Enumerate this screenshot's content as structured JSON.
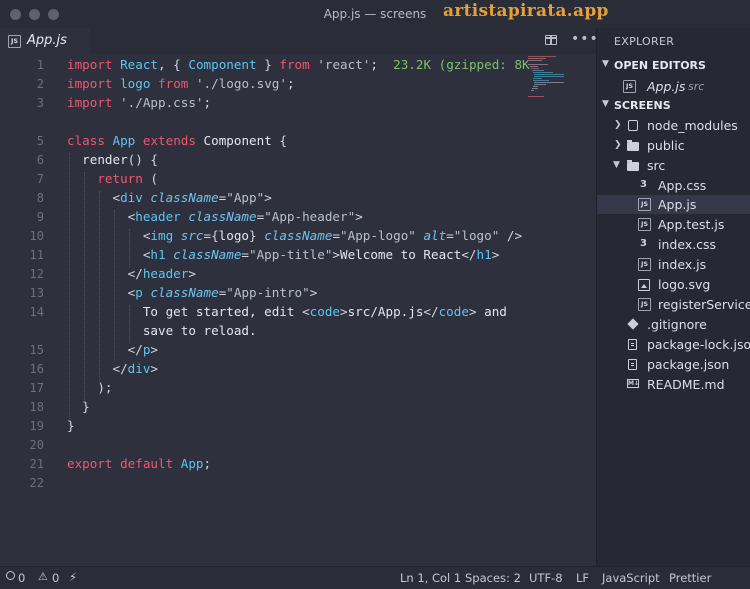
{
  "window": {
    "title": "App.js — screens",
    "watermark": "artistapirata.app"
  },
  "tabs": [
    {
      "label": "App.js",
      "icon": "js-icon"
    }
  ],
  "editor": {
    "line_numbers": [
      "1",
      "2",
      "3",
      "",
      "5",
      "6",
      "7",
      "8",
      "9",
      "10",
      "11",
      "12",
      "13",
      "14",
      "",
      "15",
      "16",
      "17",
      "18",
      "19",
      "20",
      "21",
      "22"
    ],
    "import_size_hint": "23.2K (gzipped: 8K"
  },
  "explorer": {
    "header": "EXPLORER",
    "open_editors_label": "OPEN EDITORS",
    "open_editor": {
      "name": "App.js",
      "path": "src"
    },
    "project_label": "SCREENS",
    "items": [
      {
        "name": "node_modules",
        "kind": "folder-node",
        "expanded": false
      },
      {
        "name": "public",
        "kind": "folder",
        "expanded": false
      },
      {
        "name": "src",
        "kind": "folder",
        "expanded": true
      },
      {
        "name": "App.css",
        "kind": "css"
      },
      {
        "name": "App.js",
        "kind": "js",
        "selected": true
      },
      {
        "name": "App.test.js",
        "kind": "js"
      },
      {
        "name": "index.css",
        "kind": "css"
      },
      {
        "name": "index.js",
        "kind": "js"
      },
      {
        "name": "logo.svg",
        "kind": "svg"
      },
      {
        "name": "registerService...",
        "kind": "js"
      },
      {
        "name": ".gitignore",
        "kind": "git"
      },
      {
        "name": "package-lock.json",
        "kind": "json"
      },
      {
        "name": "package.json",
        "kind": "json"
      },
      {
        "name": "README.md",
        "kind": "md"
      }
    ]
  },
  "status": {
    "errors": "0",
    "warnings": "0",
    "position": "Ln 1, Col 1",
    "spaces": "Spaces: 2",
    "encoding": "UTF-8",
    "eol": "LF",
    "language": "JavaScript",
    "formatter": "Prettier"
  },
  "colors": {
    "keyword": "#f0576e",
    "identifier": "#5cc6ef",
    "accent_green": "#7ec16b",
    "watermark": "#e5a03a"
  }
}
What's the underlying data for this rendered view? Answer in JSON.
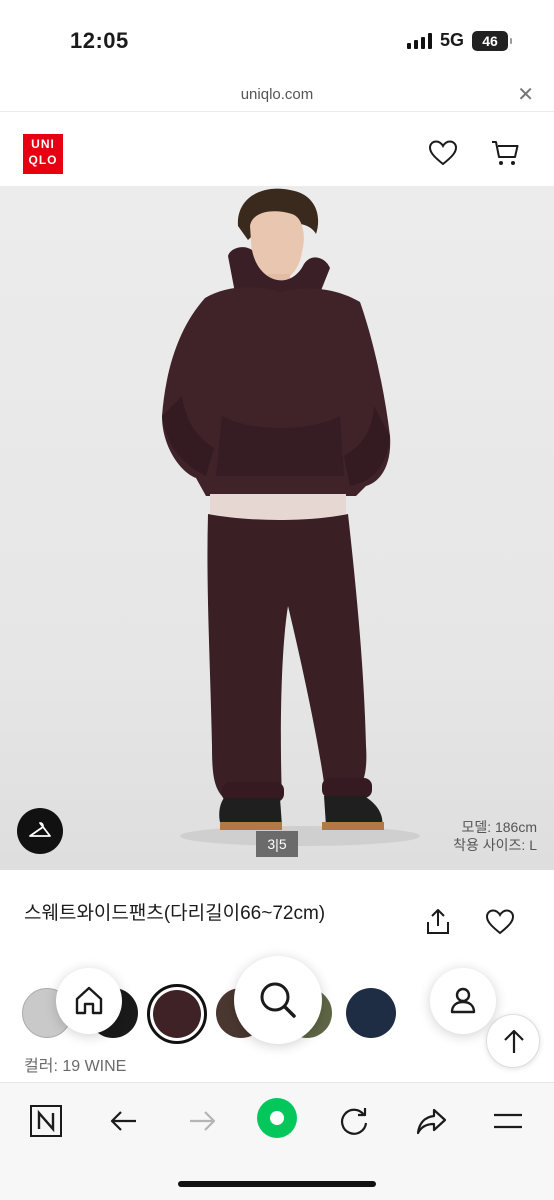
{
  "status_bar": {
    "time": "12:05",
    "network": "5G",
    "battery": "46"
  },
  "browser": {
    "url": "uniqlo.com",
    "close_icon": "close-icon"
  },
  "header": {
    "logo_line1": "UNI",
    "logo_line2": "QLO",
    "brand_color": "#e60012",
    "icons": [
      "heart-icon",
      "cart-icon"
    ]
  },
  "hero": {
    "page_indicator": "3|5",
    "model_height": "모델: 186cm",
    "wearing_size": "착용 사이즈: L"
  },
  "product": {
    "title": "스웨트와이드팬츠(다리길이66~72cm)",
    "color_label": "컬러: 19 WINE",
    "swatches": [
      {
        "name": "light-gray",
        "color": "#c9c9c9"
      },
      {
        "name": "black",
        "color": "#1a1a1a"
      },
      {
        "name": "wine",
        "color": "#3e2226",
        "selected": true
      },
      {
        "name": "brown",
        "color": "#4a3730"
      },
      {
        "name": "olive",
        "color": "#5f6646"
      },
      {
        "name": "navy",
        "color": "#1e2c44"
      }
    ]
  },
  "bottom_bar": {
    "icons": [
      "naver-n-icon",
      "back-arrow-icon",
      "forward-arrow-icon",
      "green-circle-icon",
      "refresh-icon",
      "share-icon",
      "menu-icon"
    ],
    "accent": "#03c75a"
  }
}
******
The lines to repeat start at the one holding "What's the underlying" and run through the last line of the records above; write them out exactly, both ends included, but not the pictures.

What's the underlying data for this rendered view? Answer in JSON.
{
  "status_bar": {
    "time": "12:05",
    "network": "5G",
    "battery": "46"
  },
  "browser": {
    "url": "uniqlo.com",
    "close_icon": "close-icon"
  },
  "header": {
    "logo_line1": "UNI",
    "logo_line2": "QLO",
    "brand_color": "#e60012",
    "icons": [
      "heart-icon",
      "cart-icon"
    ]
  },
  "hero": {
    "page_indicator": "3|5",
    "model_height": "모델: 186cm",
    "wearing_size": "착용 사이즈: L"
  },
  "product": {
    "title": "스웨트와이드팬츠(다리길이66~72cm)",
    "color_label": "컬러: 19 WINE",
    "swatches": [
      {
        "name": "light-gray",
        "color": "#c9c9c9"
      },
      {
        "name": "black",
        "color": "#1a1a1a"
      },
      {
        "name": "wine",
        "color": "#3e2226",
        "selected": true
      },
      {
        "name": "brown",
        "color": "#4a3730"
      },
      {
        "name": "olive",
        "color": "#5f6646"
      },
      {
        "name": "navy",
        "color": "#1e2c44"
      }
    ]
  },
  "bottom_bar": {
    "icons": [
      "naver-n-icon",
      "back-arrow-icon",
      "forward-arrow-icon",
      "green-circle-icon",
      "refresh-icon",
      "share-icon",
      "menu-icon"
    ],
    "accent": "#03c75a"
  }
}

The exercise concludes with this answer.